**Records supplied**
* * * * * * * * *
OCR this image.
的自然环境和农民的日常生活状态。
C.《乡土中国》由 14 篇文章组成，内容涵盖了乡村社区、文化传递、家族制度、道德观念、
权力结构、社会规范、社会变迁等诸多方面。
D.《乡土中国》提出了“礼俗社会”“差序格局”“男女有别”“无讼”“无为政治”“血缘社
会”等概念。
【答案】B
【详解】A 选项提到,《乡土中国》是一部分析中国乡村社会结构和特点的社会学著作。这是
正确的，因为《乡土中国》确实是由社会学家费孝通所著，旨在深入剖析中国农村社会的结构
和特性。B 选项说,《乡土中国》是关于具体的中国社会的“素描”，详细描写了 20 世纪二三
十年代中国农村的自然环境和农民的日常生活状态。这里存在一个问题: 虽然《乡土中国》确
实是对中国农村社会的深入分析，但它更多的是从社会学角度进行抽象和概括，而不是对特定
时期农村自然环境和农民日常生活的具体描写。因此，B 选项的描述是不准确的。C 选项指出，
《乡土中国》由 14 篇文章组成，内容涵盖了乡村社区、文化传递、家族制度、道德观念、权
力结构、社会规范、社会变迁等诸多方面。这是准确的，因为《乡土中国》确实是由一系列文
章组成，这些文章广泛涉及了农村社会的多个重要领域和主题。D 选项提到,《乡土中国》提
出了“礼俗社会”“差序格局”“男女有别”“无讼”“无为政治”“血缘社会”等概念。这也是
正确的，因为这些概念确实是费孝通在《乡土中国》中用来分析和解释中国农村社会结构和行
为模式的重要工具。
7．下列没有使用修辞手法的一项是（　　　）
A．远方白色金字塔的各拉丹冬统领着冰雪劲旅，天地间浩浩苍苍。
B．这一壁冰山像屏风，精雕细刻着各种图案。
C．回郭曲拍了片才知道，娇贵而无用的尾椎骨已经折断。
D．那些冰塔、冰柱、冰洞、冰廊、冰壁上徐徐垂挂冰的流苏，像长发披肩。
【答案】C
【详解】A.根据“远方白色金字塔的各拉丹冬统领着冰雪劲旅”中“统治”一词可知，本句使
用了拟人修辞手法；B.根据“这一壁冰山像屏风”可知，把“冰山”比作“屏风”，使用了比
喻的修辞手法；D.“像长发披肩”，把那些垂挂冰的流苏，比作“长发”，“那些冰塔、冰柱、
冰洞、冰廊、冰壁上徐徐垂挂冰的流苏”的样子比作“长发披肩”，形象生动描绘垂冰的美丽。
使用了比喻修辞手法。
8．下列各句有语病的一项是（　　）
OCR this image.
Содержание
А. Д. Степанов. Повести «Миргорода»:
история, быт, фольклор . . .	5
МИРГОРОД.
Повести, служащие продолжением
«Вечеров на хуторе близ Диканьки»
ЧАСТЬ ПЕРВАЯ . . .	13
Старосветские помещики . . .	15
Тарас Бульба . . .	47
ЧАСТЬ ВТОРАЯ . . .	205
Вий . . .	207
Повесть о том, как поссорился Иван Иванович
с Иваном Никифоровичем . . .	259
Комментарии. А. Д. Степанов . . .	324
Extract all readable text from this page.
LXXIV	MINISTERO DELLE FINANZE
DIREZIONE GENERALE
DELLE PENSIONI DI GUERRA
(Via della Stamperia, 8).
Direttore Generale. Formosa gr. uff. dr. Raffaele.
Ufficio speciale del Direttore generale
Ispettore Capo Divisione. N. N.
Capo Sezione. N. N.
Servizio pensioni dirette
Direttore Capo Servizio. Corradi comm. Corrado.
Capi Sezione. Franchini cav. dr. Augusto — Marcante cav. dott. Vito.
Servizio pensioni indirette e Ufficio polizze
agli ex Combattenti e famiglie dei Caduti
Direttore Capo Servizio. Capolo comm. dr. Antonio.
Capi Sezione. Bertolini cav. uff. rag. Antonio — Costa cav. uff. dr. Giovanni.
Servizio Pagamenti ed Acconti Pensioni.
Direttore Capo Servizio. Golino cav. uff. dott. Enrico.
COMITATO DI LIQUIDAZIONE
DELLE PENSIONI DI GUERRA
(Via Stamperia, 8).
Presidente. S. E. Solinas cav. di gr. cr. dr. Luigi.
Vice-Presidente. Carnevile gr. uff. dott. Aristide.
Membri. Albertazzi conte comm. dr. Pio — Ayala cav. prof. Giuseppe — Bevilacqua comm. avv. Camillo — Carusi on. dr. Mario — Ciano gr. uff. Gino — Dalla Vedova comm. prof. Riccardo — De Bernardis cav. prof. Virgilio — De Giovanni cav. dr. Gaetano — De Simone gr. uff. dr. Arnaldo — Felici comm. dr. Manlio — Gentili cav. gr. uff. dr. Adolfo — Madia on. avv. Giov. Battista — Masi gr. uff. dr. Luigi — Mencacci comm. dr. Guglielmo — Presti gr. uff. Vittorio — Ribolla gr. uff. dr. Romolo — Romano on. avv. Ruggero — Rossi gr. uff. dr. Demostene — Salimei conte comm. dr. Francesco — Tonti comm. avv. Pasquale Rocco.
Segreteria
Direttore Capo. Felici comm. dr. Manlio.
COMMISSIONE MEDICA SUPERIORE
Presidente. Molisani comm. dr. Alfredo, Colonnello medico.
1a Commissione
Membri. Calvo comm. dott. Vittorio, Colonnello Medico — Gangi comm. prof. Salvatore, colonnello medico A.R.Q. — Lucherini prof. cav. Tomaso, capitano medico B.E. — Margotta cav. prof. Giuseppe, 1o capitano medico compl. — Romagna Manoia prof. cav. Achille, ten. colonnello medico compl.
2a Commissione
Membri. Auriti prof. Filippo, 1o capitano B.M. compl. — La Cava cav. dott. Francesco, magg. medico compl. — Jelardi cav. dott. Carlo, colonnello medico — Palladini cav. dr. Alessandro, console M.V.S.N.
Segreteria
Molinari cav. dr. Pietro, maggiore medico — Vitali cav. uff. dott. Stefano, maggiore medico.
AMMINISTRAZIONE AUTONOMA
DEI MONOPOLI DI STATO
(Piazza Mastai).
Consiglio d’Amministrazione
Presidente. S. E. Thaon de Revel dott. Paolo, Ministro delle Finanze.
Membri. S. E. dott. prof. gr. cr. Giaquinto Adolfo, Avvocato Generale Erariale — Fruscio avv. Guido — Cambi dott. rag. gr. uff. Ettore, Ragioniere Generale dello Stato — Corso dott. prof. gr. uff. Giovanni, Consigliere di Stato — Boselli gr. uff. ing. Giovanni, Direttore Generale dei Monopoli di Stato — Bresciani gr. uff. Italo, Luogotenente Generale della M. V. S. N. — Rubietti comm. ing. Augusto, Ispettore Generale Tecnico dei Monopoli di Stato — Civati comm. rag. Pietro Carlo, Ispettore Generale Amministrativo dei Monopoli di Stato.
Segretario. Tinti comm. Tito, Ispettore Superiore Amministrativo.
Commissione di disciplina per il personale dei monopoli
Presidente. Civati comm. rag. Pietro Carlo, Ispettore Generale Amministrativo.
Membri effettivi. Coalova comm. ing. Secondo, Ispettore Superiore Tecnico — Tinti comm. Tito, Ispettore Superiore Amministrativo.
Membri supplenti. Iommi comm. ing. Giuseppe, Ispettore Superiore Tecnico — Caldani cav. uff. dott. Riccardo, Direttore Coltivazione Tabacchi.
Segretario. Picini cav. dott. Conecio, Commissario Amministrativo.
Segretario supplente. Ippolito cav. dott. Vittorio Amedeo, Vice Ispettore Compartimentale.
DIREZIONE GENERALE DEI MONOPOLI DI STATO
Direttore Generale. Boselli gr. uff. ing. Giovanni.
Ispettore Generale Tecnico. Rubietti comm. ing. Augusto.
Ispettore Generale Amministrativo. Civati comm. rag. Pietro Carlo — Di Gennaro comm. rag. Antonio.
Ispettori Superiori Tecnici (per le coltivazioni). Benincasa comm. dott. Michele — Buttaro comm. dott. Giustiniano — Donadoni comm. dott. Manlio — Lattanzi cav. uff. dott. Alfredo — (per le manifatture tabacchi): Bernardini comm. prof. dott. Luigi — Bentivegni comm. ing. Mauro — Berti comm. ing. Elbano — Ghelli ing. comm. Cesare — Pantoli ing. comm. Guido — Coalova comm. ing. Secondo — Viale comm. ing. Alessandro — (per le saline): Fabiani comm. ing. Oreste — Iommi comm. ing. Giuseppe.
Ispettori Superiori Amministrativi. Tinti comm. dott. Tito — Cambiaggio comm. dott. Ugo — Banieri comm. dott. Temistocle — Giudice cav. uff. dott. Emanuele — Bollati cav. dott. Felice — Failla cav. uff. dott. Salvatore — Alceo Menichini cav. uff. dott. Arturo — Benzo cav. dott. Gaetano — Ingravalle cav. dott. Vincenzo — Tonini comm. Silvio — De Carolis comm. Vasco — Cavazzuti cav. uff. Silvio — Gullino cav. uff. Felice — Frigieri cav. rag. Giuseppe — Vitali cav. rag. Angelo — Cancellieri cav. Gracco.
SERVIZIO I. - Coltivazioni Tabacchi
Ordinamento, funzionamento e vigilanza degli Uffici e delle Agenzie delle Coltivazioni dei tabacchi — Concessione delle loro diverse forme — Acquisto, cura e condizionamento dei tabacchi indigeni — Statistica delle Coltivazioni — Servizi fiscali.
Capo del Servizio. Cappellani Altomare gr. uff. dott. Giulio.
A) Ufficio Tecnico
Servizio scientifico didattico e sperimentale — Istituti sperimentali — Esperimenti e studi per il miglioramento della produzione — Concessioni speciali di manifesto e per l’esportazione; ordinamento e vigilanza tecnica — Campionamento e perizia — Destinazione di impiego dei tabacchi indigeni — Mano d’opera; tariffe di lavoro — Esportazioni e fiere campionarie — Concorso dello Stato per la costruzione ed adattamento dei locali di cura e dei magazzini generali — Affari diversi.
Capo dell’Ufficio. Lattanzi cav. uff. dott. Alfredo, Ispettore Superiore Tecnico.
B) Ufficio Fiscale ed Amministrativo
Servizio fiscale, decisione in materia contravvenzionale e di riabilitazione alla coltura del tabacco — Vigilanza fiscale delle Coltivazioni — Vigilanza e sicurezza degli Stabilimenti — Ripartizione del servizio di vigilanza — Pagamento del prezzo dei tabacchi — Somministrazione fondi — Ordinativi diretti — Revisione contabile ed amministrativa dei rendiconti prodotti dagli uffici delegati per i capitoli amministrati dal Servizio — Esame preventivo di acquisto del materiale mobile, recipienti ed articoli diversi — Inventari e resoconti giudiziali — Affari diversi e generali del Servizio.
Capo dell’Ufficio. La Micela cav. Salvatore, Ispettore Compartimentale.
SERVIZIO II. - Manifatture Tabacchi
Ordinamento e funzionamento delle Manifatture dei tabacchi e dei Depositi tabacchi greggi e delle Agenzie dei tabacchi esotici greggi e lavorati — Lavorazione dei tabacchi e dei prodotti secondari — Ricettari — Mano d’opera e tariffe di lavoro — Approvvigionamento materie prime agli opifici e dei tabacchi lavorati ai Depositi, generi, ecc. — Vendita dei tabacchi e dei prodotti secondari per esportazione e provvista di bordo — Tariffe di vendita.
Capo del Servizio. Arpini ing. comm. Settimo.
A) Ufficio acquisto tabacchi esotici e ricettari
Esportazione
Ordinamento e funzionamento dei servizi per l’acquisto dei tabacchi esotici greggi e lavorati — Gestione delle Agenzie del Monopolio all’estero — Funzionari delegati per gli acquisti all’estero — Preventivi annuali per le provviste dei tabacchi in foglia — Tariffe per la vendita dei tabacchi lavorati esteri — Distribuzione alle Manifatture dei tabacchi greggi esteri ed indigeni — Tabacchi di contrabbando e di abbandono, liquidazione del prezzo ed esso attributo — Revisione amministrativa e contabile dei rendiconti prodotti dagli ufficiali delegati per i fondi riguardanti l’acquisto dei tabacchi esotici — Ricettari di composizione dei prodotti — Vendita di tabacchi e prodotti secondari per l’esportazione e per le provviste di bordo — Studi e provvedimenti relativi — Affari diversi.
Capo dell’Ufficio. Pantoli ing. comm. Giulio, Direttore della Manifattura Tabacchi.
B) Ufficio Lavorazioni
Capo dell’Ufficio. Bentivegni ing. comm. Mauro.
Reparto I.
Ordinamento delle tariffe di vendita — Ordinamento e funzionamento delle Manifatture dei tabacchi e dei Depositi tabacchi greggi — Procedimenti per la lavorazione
* * * * * * * * *
Using the listing above, show each line holding the string "funzionamento".

Ordinamento, funzionamento e vigilanza degli Uffici e delle Agenzie delle Coltivazioni dei tabacchi — Concessione delle loro diverse forme — Acquisto, cura e condizionamento dei tabacchi indigeni — Statistica delle Coltivazioni — Servizi fiscali.
Ordinamento e funzionamento delle Manifatture dei tabacchi e dei Depositi tabacchi greggi e delle Agenzie dei tabacchi esotici greggi e lavorati — Lavorazione dei tabacchi e dei prodotti secondari — Ricettari — Mano d’opera e tariffe di lavoro — Approvvigionamento materie prime agli opifici e dei tabacchi lavorati ai Depositi, generi, ecc. — Vendita dei tabacchi e dei prodotti secondari per esportazione e provvista di bordo — Tariffe di vendita.
Ordinamento e funzionamento dei servizi per l’acquisto dei tabacchi esotici greggi e lavorati — Gestione delle Agenzie del Monopolio all’estero — Funzionari delegati per gli acquisti all’estero — Preventivi annuali per le provviste dei tabacchi in foglia — Tariffe per la vendita dei tabacchi lavorati esteri — Distribuzione alle Manifatture dei tabacchi greggi esteri ed indigeni — Tabacchi di contrabbando e di abbandono, liquidazione del prezzo ed esso attributo — Revisione amministrativa e contabile dei rendiconti prodotti dagli ufficiali delegati per i fondi riguardanti l’acquisto dei tabacchi esotici — Ricettari di composizione dei prodotti — Vendita di tabacchi e prodotti secondari per l’esportazione e per le provviste di bordo — Studi e provvedimenti relativi — Affari diversi.
Ordinamento delle tariffe di vendita — Ordinamento e funzionamento delle Manifatture dei tabacchi e dei Depositi tabacchi greggi — Procedimenti per la lavorazione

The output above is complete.